Your objective: Search the data for the word "ylabel" and copy every line where it occurs.

Raw records
+ + +
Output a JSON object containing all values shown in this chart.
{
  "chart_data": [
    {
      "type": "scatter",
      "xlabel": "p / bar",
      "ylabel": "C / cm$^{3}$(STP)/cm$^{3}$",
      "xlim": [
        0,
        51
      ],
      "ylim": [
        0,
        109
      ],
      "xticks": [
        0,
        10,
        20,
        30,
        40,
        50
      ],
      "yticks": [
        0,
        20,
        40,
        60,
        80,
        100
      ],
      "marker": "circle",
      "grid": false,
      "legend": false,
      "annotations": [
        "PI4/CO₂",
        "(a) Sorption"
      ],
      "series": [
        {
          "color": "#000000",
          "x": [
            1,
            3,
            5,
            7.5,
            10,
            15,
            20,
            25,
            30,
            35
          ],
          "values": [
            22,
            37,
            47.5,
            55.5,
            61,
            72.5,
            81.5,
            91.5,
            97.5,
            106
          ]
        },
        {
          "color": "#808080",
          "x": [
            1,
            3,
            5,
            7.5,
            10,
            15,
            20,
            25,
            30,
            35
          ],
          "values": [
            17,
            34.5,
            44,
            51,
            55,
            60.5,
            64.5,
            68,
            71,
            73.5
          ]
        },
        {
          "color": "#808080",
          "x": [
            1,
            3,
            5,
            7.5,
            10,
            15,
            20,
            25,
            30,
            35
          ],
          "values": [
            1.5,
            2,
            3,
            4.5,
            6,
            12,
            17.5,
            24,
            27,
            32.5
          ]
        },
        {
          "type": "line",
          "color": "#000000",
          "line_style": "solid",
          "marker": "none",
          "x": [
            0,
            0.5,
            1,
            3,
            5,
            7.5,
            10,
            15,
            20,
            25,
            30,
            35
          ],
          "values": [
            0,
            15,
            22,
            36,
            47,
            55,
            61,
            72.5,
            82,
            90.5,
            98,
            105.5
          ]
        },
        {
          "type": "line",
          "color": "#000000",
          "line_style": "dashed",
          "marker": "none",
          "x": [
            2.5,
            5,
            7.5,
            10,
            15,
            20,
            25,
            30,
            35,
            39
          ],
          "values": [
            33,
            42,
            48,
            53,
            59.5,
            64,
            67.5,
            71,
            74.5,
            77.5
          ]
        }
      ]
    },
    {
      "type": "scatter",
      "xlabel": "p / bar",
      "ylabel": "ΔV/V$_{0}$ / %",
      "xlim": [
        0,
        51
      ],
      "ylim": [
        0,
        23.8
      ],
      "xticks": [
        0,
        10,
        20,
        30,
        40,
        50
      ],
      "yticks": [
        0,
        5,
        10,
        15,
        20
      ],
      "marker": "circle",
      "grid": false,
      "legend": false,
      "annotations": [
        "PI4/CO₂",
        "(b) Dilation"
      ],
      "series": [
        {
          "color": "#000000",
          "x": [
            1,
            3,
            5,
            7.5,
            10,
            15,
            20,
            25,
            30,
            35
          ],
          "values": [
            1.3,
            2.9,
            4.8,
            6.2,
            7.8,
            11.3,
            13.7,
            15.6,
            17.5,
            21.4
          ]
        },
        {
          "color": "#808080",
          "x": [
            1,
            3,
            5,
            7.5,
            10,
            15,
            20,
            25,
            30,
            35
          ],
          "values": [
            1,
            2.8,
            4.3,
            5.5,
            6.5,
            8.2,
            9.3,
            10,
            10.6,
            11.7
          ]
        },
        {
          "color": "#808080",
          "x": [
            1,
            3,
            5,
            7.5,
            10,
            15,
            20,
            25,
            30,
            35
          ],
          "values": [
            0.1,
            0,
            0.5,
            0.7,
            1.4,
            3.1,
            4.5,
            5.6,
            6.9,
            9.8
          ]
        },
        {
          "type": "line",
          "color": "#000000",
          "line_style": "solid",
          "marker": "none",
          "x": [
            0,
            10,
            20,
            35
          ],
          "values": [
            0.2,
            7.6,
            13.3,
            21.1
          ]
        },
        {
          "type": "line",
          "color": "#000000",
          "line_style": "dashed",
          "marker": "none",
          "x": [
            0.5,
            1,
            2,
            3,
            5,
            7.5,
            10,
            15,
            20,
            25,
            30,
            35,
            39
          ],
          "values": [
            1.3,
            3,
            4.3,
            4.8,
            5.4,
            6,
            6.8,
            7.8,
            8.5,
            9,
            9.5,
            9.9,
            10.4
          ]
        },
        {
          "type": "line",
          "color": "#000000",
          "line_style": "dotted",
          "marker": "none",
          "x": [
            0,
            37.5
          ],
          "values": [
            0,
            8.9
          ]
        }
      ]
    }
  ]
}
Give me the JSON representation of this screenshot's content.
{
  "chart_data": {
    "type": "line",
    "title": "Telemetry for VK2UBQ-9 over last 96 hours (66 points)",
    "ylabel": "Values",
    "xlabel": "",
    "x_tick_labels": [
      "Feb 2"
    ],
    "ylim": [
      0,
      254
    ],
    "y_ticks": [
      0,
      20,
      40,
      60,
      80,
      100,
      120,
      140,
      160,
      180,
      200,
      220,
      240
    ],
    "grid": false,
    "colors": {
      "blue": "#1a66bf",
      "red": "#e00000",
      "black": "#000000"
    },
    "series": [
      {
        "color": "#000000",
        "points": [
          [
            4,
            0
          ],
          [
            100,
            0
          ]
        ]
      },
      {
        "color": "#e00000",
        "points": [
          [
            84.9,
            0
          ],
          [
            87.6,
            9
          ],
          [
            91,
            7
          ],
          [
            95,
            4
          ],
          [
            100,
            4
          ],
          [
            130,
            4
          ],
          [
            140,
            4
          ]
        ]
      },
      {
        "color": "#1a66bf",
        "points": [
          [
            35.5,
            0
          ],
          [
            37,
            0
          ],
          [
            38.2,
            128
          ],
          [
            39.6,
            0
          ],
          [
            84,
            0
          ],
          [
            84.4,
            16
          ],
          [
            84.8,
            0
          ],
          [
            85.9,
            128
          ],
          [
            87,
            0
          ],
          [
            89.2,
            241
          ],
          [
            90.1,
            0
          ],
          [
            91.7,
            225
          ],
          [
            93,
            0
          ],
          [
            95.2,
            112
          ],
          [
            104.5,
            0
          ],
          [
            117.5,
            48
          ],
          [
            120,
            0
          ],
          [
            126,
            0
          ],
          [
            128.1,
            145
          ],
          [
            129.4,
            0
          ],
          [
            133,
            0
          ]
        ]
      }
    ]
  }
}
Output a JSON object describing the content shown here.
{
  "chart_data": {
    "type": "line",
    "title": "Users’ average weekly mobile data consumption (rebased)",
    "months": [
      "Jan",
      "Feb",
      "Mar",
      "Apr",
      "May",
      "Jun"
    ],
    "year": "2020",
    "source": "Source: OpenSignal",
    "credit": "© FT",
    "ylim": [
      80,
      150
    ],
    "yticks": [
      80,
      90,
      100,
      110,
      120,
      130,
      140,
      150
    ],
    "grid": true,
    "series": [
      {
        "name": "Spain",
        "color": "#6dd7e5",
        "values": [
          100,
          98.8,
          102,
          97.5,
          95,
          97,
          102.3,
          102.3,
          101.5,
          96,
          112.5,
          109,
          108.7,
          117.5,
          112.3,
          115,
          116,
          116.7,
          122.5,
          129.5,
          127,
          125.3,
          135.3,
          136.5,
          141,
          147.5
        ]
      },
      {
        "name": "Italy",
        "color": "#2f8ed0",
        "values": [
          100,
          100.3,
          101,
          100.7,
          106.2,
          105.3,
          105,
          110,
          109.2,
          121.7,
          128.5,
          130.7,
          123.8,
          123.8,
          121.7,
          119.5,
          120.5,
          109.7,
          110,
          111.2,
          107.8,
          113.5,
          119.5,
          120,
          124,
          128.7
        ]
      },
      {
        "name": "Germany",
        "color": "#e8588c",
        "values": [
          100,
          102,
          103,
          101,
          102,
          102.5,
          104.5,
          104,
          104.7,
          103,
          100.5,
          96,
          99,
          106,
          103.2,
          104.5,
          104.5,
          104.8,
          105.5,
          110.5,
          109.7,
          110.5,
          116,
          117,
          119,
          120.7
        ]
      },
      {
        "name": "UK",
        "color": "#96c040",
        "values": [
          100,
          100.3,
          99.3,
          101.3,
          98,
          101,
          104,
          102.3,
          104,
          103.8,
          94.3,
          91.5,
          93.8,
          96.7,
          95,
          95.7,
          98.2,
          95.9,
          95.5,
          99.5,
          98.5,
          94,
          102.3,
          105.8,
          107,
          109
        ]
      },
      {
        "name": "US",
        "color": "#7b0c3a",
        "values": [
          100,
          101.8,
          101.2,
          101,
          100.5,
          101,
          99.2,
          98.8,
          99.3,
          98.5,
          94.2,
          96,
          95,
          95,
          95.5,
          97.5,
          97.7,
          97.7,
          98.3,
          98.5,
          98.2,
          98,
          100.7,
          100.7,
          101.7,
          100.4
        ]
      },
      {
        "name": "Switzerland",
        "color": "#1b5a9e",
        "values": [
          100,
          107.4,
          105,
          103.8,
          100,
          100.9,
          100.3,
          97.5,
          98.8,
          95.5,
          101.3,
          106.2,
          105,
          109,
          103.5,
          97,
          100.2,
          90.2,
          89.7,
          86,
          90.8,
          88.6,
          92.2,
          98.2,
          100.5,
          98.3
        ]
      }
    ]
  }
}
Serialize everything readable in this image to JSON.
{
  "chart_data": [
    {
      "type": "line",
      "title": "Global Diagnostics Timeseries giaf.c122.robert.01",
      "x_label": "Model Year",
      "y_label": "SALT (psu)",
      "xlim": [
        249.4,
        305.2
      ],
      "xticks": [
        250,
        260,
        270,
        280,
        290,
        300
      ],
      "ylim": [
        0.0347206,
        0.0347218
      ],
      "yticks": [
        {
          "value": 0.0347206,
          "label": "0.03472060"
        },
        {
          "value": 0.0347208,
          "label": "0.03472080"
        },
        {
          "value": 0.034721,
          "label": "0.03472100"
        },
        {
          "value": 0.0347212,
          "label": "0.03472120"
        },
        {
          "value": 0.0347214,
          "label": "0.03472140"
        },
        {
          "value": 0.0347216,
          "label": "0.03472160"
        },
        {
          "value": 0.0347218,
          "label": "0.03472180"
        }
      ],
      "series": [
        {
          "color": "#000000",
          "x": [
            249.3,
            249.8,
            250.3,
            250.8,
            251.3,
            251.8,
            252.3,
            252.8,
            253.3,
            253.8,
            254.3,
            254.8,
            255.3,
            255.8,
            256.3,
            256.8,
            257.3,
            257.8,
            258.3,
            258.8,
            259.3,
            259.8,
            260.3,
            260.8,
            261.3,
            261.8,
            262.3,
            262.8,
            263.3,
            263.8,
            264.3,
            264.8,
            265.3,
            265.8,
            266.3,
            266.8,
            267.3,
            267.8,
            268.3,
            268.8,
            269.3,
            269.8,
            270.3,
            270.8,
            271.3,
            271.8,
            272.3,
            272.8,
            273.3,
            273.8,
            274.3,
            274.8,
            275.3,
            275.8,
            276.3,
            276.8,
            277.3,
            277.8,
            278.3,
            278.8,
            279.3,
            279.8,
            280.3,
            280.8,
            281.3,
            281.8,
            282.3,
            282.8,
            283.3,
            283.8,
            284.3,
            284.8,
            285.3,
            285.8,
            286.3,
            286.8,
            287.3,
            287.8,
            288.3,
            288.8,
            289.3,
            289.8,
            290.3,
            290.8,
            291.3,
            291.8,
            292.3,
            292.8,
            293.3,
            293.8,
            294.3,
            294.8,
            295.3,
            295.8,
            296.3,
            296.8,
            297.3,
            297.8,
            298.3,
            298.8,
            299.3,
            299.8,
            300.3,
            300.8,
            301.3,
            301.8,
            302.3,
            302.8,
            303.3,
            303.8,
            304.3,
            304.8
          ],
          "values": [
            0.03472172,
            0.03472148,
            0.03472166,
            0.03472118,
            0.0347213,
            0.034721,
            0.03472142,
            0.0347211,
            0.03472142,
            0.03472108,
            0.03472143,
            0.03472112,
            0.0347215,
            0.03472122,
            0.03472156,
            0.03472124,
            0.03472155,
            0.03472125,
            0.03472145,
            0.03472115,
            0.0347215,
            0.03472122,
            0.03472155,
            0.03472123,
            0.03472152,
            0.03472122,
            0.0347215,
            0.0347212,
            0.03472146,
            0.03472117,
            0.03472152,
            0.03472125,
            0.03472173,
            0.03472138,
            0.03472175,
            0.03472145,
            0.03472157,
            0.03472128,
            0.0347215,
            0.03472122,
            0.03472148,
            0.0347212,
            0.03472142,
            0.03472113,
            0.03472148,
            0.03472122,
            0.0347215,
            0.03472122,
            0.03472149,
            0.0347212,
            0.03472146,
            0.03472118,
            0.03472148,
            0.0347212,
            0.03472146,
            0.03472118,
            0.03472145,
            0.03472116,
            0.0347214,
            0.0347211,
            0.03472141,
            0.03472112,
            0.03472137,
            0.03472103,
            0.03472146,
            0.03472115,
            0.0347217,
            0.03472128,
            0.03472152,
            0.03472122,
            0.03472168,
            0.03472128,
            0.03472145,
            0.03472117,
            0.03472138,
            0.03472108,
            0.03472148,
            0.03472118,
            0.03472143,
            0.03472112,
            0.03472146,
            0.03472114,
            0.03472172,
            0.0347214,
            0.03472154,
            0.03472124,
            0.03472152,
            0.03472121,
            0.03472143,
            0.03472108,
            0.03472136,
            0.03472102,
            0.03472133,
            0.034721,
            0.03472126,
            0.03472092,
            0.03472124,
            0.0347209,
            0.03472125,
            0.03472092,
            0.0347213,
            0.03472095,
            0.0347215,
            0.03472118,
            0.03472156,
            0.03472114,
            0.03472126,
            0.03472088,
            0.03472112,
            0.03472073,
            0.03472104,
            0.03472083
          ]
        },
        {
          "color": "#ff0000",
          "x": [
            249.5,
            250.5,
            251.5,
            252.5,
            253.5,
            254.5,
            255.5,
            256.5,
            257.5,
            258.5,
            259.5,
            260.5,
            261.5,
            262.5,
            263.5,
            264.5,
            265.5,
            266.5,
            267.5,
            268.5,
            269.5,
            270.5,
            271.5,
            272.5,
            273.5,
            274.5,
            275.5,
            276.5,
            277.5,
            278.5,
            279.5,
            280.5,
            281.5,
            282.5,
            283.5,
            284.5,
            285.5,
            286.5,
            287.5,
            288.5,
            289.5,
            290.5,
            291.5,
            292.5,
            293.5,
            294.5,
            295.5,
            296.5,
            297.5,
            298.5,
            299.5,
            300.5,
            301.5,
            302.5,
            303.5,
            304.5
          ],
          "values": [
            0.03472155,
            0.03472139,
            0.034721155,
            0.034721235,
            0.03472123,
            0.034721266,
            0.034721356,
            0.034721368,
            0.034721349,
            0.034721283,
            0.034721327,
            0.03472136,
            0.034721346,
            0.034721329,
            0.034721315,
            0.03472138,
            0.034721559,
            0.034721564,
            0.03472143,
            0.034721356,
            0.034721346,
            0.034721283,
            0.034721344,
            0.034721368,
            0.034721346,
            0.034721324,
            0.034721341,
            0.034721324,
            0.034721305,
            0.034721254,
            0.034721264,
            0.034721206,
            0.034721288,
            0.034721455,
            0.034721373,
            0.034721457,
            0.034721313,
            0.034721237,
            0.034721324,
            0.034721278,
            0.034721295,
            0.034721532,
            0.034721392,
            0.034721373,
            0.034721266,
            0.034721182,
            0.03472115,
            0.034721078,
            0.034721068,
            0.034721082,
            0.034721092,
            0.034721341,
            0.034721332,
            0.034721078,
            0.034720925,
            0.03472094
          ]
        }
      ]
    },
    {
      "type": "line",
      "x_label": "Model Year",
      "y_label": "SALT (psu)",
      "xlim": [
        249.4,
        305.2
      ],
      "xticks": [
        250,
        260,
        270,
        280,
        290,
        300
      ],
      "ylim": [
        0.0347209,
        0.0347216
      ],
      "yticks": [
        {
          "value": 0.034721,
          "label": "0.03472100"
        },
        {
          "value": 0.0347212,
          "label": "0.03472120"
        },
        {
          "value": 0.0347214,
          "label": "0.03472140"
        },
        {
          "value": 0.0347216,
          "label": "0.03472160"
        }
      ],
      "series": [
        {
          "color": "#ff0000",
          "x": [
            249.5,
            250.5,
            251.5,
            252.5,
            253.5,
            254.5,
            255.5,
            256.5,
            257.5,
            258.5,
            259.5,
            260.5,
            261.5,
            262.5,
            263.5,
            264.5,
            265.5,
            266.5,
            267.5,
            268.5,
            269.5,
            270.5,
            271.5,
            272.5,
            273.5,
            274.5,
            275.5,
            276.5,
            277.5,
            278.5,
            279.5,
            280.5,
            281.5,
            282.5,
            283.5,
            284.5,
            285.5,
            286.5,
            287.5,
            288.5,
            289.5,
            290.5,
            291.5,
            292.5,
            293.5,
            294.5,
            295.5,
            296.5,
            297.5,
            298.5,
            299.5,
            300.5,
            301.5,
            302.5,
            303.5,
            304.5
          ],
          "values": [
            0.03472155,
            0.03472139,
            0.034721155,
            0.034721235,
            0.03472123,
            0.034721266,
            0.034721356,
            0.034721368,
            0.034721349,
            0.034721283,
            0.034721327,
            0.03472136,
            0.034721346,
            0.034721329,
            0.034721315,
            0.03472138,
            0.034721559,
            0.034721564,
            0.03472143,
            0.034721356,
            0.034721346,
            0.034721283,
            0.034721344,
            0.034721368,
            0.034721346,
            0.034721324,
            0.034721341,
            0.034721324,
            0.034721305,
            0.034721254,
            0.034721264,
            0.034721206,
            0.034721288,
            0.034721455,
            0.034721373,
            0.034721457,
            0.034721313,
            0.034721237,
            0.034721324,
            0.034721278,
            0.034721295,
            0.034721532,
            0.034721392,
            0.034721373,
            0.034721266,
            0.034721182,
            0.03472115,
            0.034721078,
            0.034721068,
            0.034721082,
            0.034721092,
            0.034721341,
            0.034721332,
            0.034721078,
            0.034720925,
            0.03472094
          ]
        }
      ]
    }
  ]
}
+ + +
Correct result:
      "ylabel": "C / cm$^{3}$(STP)/cm$^{3}$",
      "ylabel": "ΔV/V$_{0}$ / %",
    "ylabel": "Values",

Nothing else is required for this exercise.